Задания:
a) Отредактируйте фрагмент текста: перепишите всё от «Остались живы швейцарцы» вплоть до «Кент и Ефремов.», заменив «концлагерь» на «лагерь».
b) Ответьте на вопросы по фрагменту текста:
(i) Сколько человек из арестованных во Франции и Бельгии осталось в живых?
(ii) Сколько человек из голландской группы было арестовано?
(iii) Как звали шифровальщицу, которую удалось спасти после провала в июне 42-го г.?
c) Чья судьба, согласно фрагменту текста, неизвестна? Назовите всех.

Остались живы швейцарцы Шнайдер Жермена и Франц. Остался в живых и Макаров. Это точно. Его долго держали без приговора, во второй половине 43го г. переправили в Германию в концлагерь, где он хорошо держался. Есть все доказательства, что немцы считали его близким родственником Молотова. Он был жив в конце войны. Остался Жиро Роберт, один из наших связных, разведчиков, он боролся в Испании, был арестован и пережил концлагери. Осталась мадам Мэй, старушка, которая сначала быЛа приговорена к смерти, после войны вернулась в Париж, через несколько лет умерла естественной смертью. Остался Жаспар. Жюль, вел себя прекрасно, умер несколько лет назад. Остались живы Кент и Ефремов.

Неизвестна нам судьба троих – Мариве Маргарет, секретарши группы в Марселе у Кента. Коммунистка, очень преданная, Эрлих Денис, связная. В ее квартире был арестован Кац. Ее отправили в концлагерь. Неизвестна судьба Петере Симон – секретарши торговой камеры в Париже, играла важную роль. На какое-то время ей удалось спасти Гроссфогеля.

Общий итог. Из арестованных во Франции и Бельгии осталось в живых тридцать человек.

Голландская группа. Из 9 человек было арестовано три, Антон Винтеринк и еще два разведчика, которые имели рацию, а шесть человек, где было две рации, имелась связь с Центром, арестованы не были.

Нам удалось спасти до тридцати человек, которые были связаны с повседневной работой.

После провала в июне 42-го г. мне удалось, когда были арестованы Соколы, спасти нашу шифровалыцицу

Веру Аккерман. Несколько лет назад она умерла от рака. Удалось не допустить ареста Клода Спаака.

Записи:
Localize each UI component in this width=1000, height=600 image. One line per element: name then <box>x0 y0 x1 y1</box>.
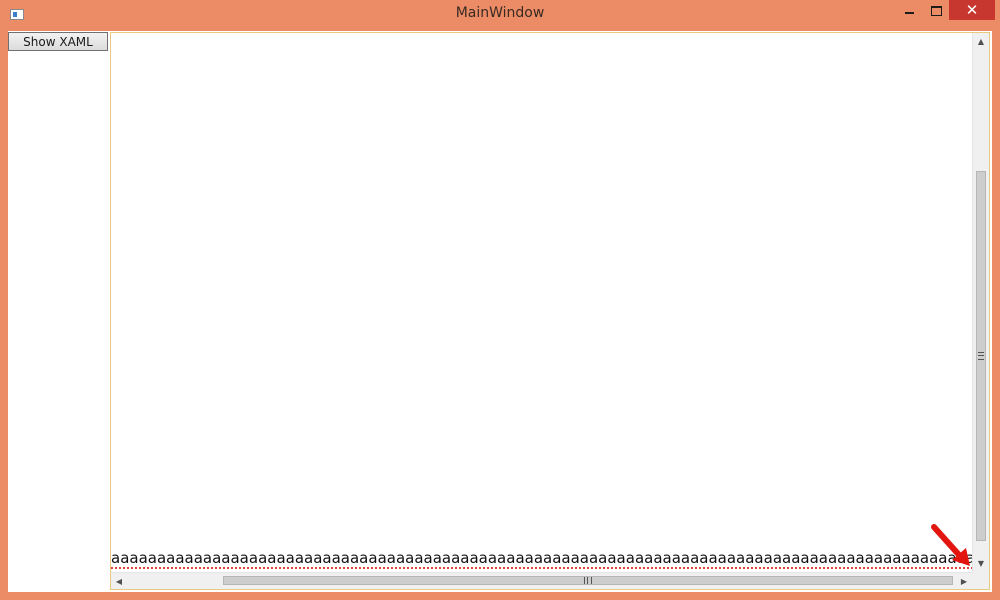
scroll-up-icon[interactable]: ▲ <box>973 33 989 50</box>
client-area: Show XAML aaaaaaaaaaaaaaaaaaaaaaaaaaaaaa… <box>8 31 992 592</box>
title-bar[interactable]: MainWindow ✕ <box>0 0 1000 31</box>
maximize-button[interactable] <box>923 0 949 22</box>
close-button[interactable]: ✕ <box>949 0 995 20</box>
thumb-grip-icon <box>584 577 592 584</box>
red-arrow-annotation <box>931 524 970 566</box>
show-xaml-button[interactable]: Show XAML <box>8 32 108 51</box>
scrollbar-corner <box>972 572 989 589</box>
main-window: MainWindow ✕ Show XAML aaaaaaaaaaaaaaaaa… <box>0 0 1000 600</box>
vertical-scrollbar[interactable]: ▲ ▼ <box>972 33 989 572</box>
thumb-grip-icon <box>978 352 984 360</box>
horizontal-scrollbar[interactable]: ◀ ▶ <box>111 572 972 589</box>
horizontal-scroll-thumb[interactable] <box>223 576 953 585</box>
vertical-scroll-thumb[interactable] <box>976 171 986 541</box>
scroll-left-icon[interactable]: ◀ <box>111 573 127 589</box>
minimize-button[interactable] <box>896 0 922 22</box>
rich-text-editor[interactable]: aaaaaaaaaaaaaaaaaaaaaaaaaaaaaaaaaaaaaaaa… <box>110 32 990 590</box>
scroll-right-icon[interactable]: ▶ <box>956 573 972 589</box>
editor-text-line[interactable]: aaaaaaaaaaaaaaaaaaaaaaaaaaaaaaaaaaaaaaaa… <box>111 550 973 569</box>
window-title: MainWindow <box>455 5 545 21</box>
close-icon: ✕ <box>965 1 979 19</box>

Ответы:
a)
Остались живы швейцарцы Шнайдер Жермена и Франц. Остался в живых и Макаров. Это точно. Его долго держали без приговора, во второй половине 43го г. переправили в Германию в лагерь, где он хорошо держался. Есть все доказательства, что немцы считали его близким родственником Молотова. Он был жив в конце войны. Остался Жиро Роберт, один из наших связных, разведчиков, он боролся в Испании, был арестован и пережил концлагери. Осталась мадам Мэй, старушка, которая сначала быЛа приговорена к смерти, после войны вернулась в Париж, через несколько лет умерла естественной смертью. Остался Жаспар. Жюль, вел себя прекрасно, умер несколько лет назад. Остались живы Кент и Ефремов.

b)
(i) Тридцать человек.
(ii) Трое из девяти.
(iii) Вера Аккерман.

c) Мариве Маргарет, Эрлих Денис, Петере Симон.